◆ **The request**
All entries are to be given again verbatim.

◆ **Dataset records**
□ □ □ □ □ □ □
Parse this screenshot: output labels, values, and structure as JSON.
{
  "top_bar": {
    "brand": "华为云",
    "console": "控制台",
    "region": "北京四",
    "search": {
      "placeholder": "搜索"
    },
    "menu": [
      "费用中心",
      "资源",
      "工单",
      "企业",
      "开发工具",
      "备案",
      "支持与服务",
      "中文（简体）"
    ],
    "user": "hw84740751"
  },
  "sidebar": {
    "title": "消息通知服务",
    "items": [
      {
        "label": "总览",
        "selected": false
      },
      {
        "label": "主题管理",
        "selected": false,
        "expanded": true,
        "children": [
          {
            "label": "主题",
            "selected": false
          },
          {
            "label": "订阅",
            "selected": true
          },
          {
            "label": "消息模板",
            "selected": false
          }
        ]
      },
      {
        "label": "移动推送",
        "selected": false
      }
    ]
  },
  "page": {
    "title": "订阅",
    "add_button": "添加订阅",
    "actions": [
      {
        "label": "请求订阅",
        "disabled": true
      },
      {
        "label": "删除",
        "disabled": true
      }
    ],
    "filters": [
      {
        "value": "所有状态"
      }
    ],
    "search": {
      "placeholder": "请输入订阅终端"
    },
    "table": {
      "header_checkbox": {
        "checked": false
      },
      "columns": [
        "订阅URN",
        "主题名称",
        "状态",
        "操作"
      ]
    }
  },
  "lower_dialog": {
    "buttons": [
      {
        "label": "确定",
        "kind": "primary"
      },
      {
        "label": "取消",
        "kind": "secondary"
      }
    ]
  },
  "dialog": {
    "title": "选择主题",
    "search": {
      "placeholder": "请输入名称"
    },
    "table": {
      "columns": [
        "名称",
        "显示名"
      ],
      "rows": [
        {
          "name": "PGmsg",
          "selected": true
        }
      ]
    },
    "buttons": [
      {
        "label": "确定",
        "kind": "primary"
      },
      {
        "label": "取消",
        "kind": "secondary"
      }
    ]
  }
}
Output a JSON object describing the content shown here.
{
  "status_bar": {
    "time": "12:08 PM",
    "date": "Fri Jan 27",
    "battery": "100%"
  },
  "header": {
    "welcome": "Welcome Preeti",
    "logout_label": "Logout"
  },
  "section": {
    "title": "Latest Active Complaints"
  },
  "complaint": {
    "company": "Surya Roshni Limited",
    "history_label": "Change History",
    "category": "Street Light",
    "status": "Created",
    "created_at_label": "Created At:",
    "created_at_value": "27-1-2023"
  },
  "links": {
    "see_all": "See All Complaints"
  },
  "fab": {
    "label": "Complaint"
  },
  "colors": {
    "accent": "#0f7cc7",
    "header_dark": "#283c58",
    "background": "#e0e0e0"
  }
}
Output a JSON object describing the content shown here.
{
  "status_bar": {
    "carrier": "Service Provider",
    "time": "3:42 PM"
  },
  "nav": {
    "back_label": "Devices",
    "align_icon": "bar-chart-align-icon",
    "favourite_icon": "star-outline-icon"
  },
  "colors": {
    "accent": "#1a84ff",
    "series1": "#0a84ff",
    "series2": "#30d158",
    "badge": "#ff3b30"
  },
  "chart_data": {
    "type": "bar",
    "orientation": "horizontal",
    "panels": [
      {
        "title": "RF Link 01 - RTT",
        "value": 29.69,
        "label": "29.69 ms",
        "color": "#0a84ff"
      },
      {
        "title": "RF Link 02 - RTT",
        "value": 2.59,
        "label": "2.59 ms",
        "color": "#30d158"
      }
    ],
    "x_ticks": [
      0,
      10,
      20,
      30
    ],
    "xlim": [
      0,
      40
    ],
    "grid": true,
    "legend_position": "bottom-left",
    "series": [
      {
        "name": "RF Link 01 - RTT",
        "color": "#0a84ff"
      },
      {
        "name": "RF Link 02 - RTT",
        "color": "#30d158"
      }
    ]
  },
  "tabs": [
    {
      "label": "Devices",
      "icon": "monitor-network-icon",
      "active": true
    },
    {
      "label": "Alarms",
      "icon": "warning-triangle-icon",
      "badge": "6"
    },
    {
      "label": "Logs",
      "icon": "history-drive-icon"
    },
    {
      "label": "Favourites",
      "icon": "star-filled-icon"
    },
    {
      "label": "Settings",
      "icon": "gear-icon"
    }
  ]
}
□ □ □ □ □ □ □
◆ **Response to the exercise**
Parse this screenshot: output labels, values, and structure as JSON.
{
  "top_bar": {
    "brand": "华为云",
    "console": "控制台",
    "region": "北京四",
    "search": {
      "placeholder": "搜索"
    },
    "menu": [
      "费用中心",
      "资源",
      "工单",
      "企业",
      "开发工具",
      "备案",
      "支持与服务",
      "中文（简体）"
    ],
    "user": "hw84740751"
  },
  "sidebar": {
    "title": "消息通知服务",
    "items": [
      {
        "label": "总览",
        "selected": false
      },
      {
        "label": "主题管理",
        "selected": false,
        "expanded": true,
        "children": [
          {
            "label": "主题",
            "selected": false
          },
          {
            "label": "订阅",
            "selected": true
          },
          {
            "label": "消息模板",
            "selected": false
          }
        ]
      },
      {
        "label": "移动推送",
        "selected": false
      }
    ]
  },
  "page": {
    "title": "订阅",
    "add_button": "添加订阅",
    "actions": [
      {
        "label": "请求订阅",
        "disabled": true
      },
      {
        "label": "删除",
        "disabled": true
      }
    ],
    "filters": [
      {
        "value": "所有状态"
      }
    ],
    "search": {
      "placeholder": "请输入订阅终端"
    },
    "table": {
      "header_checkbox": {
        "checked": false
      },
      "columns": [
        "订阅URN",
        "主题名称",
        "状态",
        "操作"
      ]
    }
  },
  "lower_dialog": {
    "buttons": [
      {
        "label": "确定",
        "kind": "primary"
      },
      {
        "label": "取消",
        "kind": "secondary"
      }
    ]
  },
  "dialog": {
    "title": "选择主题",
    "search": {
      "placeholder": "请输入名称"
    },
    "table": {
      "columns": [
        "名称",
        "显示名"
      ],
      "rows": [
        {
          "name": "PGmsg",
          "selected": true
        }
      ]
    },
    "buttons": [
      {
        "label": "确定",
        "kind": "primary"
      },
      {
        "label": "取消",
        "kind": "secondary"
      }
    ]
  }
}
Output a JSON object describing the content shown here.
{
  "status_bar": {
    "time": "12:08 PM",
    "date": "Fri Jan 27",
    "battery": "100%"
  },
  "header": {
    "welcome": "Welcome Preeti",
    "logout_label": "Logout"
  },
  "section": {
    "title": "Latest Active Complaints"
  },
  "complaint": {
    "company": "Surya Roshni Limited",
    "history_label": "Change History",
    "category": "Street Light",
    "status": "Created",
    "created_at_label": "Created At:",
    "created_at_value": "27-1-2023"
  },
  "links": {
    "see_all": "See All Complaints"
  },
  "fab": {
    "label": "Complaint"
  },
  "colors": {
    "accent": "#0f7cc7",
    "header_dark": "#283c58",
    "background": "#e0e0e0"
  }
}
Output a JSON object describing the content shown here.
{
  "status_bar": {
    "carrier": "Service Provider",
    "time": "3:42 PM"
  },
  "nav": {
    "back_label": "Devices",
    "align_icon": "bar-chart-align-icon",
    "favourite_icon": "star-outline-icon"
  },
  "colors": {
    "accent": "#1a84ff",
    "series1": "#0a84ff",
    "series2": "#30d158",
    "badge": "#ff3b30"
  },
  "chart_data": {
    "type": "bar",
    "orientation": "horizontal",
    "panels": [
      {
        "title": "RF Link 01 - RTT",
        "value": 29.69,
        "label": "29.69 ms",
        "color": "#0a84ff"
      },
      {
        "title": "RF Link 02 - RTT",
        "value": 2.59,
        "label": "2.59 ms",
        "color": "#30d158"
      }
    ],
    "x_ticks": [
      0,
      10,
      20,
      30
    ],
    "xlim": [
      0,
      40
    ],
    "grid": true,
    "legend_position": "bottom-left",
    "series": [
      {
        "name": "RF Link 01 - RTT",
        "color": "#0a84ff"
      },
      {
        "name": "RF Link 02 - RTT",
        "color": "#30d158"
      }
    ]
  },
  "tabs": [
    {
      "label": "Devices",
      "icon": "monitor-network-icon",
      "active": true
    },
    {
      "label": "Alarms",
      "icon": "warning-triangle-icon",
      "badge": "6"
    },
    {
      "label": "Logs",
      "icon": "history-drive-icon"
    },
    {
      "label": "Favourites",
      "icon": "star-filled-icon"
    },
    {
      "label": "Settings",
      "icon": "gear-icon"
    }
  ]
}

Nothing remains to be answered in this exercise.